All of the data should be output character for character, except the pictures.

--- START ---

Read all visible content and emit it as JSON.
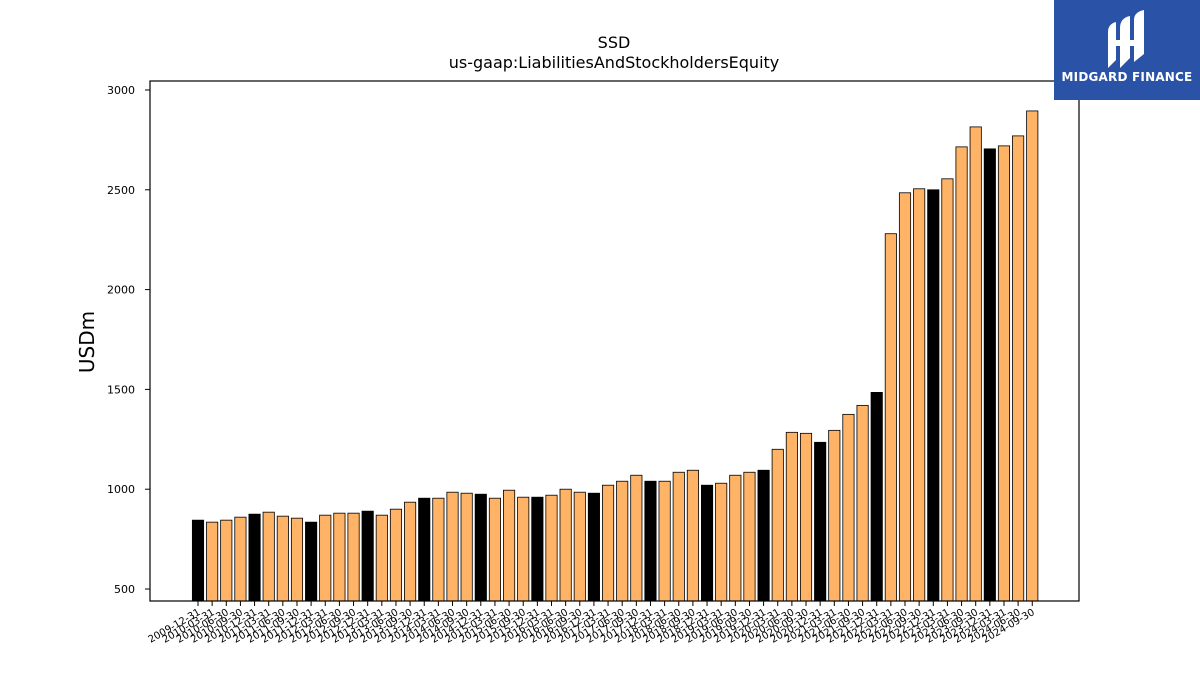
{
  "logo": {
    "text": "MIDGARD FINANCE",
    "background": "#2a52a7"
  },
  "chart_data": {
    "type": "bar",
    "title": "SSD",
    "subtitle": "us-gaap:LiabilitiesAndStockholdersEquity",
    "xlabel": "",
    "ylabel": "USDm",
    "ylim": [
      440,
      3045
    ],
    "yticks": [
      500,
      1000,
      1500,
      2000,
      2500,
      3000
    ],
    "grid": false,
    "colors": {
      "annual": "#000000",
      "quarterly": "#ffb366",
      "edge": "#000000"
    },
    "categories": [
      "2009-12-31",
      "2010-03-31",
      "2010-06-30",
      "2010-09-30",
      "2010-12-31",
      "2011-03-31",
      "2011-06-30",
      "2011-09-30",
      "2011-12-31",
      "2012-03-31",
      "2012-06-30",
      "2012-09-30",
      "2012-12-31",
      "2013-03-31",
      "2013-06-30",
      "2013-09-30",
      "2013-12-31",
      "2014-03-31",
      "2014-06-30",
      "2014-09-30",
      "2014-12-31",
      "2015-03-31",
      "2015-06-30",
      "2015-09-30",
      "2015-12-31",
      "2016-03-31",
      "2016-06-30",
      "2016-09-30",
      "2016-12-31",
      "2017-03-31",
      "2017-06-30",
      "2017-09-30",
      "2017-12-31",
      "2018-03-31",
      "2018-06-30",
      "2018-09-30",
      "2018-12-31",
      "2019-03-31",
      "2019-06-30",
      "2019-09-30",
      "2019-12-31",
      "2020-03-31",
      "2020-06-30",
      "2020-09-30",
      "2020-12-31",
      "2021-03-31",
      "2021-06-30",
      "2021-09-30",
      "2021-12-31",
      "2022-03-31",
      "2022-06-30",
      "2022-09-30",
      "2022-12-31",
      "2023-03-31",
      "2023-06-30",
      "2023-09-30",
      "2023-12-31",
      "2024-03-31",
      "2024-06-30",
      "2024-09-30"
    ],
    "values": [
      845,
      835,
      845,
      860,
      875,
      885,
      865,
      855,
      835,
      870,
      880,
      880,
      890,
      870,
      900,
      935,
      955,
      955,
      985,
      980,
      975,
      955,
      995,
      960,
      960,
      970,
      1000,
      985,
      980,
      1020,
      1040,
      1070,
      1040,
      1040,
      1085,
      1095,
      1020,
      1030,
      1070,
      1085,
      1095,
      1200,
      1285,
      1280,
      1235,
      1295,
      1375,
      1420,
      1485,
      2280,
      2485,
      2505,
      2500,
      2555,
      2715,
      2815,
      2705,
      2720,
      2770,
      2895
    ],
    "annual": [
      true,
      false,
      false,
      false,
      true,
      false,
      false,
      false,
      true,
      false,
      false,
      false,
      true,
      false,
      false,
      false,
      true,
      false,
      false,
      false,
      true,
      false,
      false,
      false,
      true,
      false,
      false,
      false,
      true,
      false,
      false,
      false,
      true,
      false,
      false,
      false,
      true,
      false,
      false,
      false,
      true,
      false,
      false,
      false,
      true,
      false,
      false,
      false,
      true,
      false,
      false,
      false,
      true,
      false,
      false,
      false,
      true,
      false,
      false,
      false
    ]
  }
}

--- END ---

= Answer to the exercise =
Read all visible content and emit it as JSON.
{
  "logo": {
    "text": "MIDGARD FINANCE",
    "background": "#2a52a7"
  },
  "chart_data": {
    "type": "bar",
    "title": "SSD",
    "subtitle": "us-gaap:LiabilitiesAndStockholdersEquity",
    "xlabel": "",
    "ylabel": "USDm",
    "ylim": [
      440,
      3045
    ],
    "yticks": [
      500,
      1000,
      1500,
      2000,
      2500,
      3000
    ],
    "grid": false,
    "colors": {
      "annual": "#000000",
      "quarterly": "#ffb366",
      "edge": "#000000"
    },
    "categories": [
      "2009-12-31",
      "2010-03-31",
      "2010-06-30",
      "2010-09-30",
      "2010-12-31",
      "2011-03-31",
      "2011-06-30",
      "2011-09-30",
      "2011-12-31",
      "2012-03-31",
      "2012-06-30",
      "2012-09-30",
      "2012-12-31",
      "2013-03-31",
      "2013-06-30",
      "2013-09-30",
      "2013-12-31",
      "2014-03-31",
      "2014-06-30",
      "2014-09-30",
      "2014-12-31",
      "2015-03-31",
      "2015-06-30",
      "2015-09-30",
      "2015-12-31",
      "2016-03-31",
      "2016-06-30",
      "2016-09-30",
      "2016-12-31",
      "2017-03-31",
      "2017-06-30",
      "2017-09-30",
      "2017-12-31",
      "2018-03-31",
      "2018-06-30",
      "2018-09-30",
      "2018-12-31",
      "2019-03-31",
      "2019-06-30",
      "2019-09-30",
      "2019-12-31",
      "2020-03-31",
      "2020-06-30",
      "2020-09-30",
      "2020-12-31",
      "2021-03-31",
      "2021-06-30",
      "2021-09-30",
      "2021-12-31",
      "2022-03-31",
      "2022-06-30",
      "2022-09-30",
      "2022-12-31",
      "2023-03-31",
      "2023-06-30",
      "2023-09-30",
      "2023-12-31",
      "2024-03-31",
      "2024-06-30",
      "2024-09-30"
    ],
    "values": [
      845,
      835,
      845,
      860,
      875,
      885,
      865,
      855,
      835,
      870,
      880,
      880,
      890,
      870,
      900,
      935,
      955,
      955,
      985,
      980,
      975,
      955,
      995,
      960,
      960,
      970,
      1000,
      985,
      980,
      1020,
      1040,
      1070,
      1040,
      1040,
      1085,
      1095,
      1020,
      1030,
      1070,
      1085,
      1095,
      1200,
      1285,
      1280,
      1235,
      1295,
      1375,
      1420,
      1485,
      2280,
      2485,
      2505,
      2500,
      2555,
      2715,
      2815,
      2705,
      2720,
      2770,
      2895
    ],
    "annual": [
      true,
      false,
      false,
      false,
      true,
      false,
      false,
      false,
      true,
      false,
      false,
      false,
      true,
      false,
      false,
      false,
      true,
      false,
      false,
      false,
      true,
      false,
      false,
      false,
      true,
      false,
      false,
      false,
      true,
      false,
      false,
      false,
      true,
      false,
      false,
      false,
      true,
      false,
      false,
      false,
      true,
      false,
      false,
      false,
      true,
      false,
      false,
      false,
      true,
      false,
      false,
      false,
      true,
      false,
      false,
      false,
      true,
      false,
      false,
      false
    ]
  }
}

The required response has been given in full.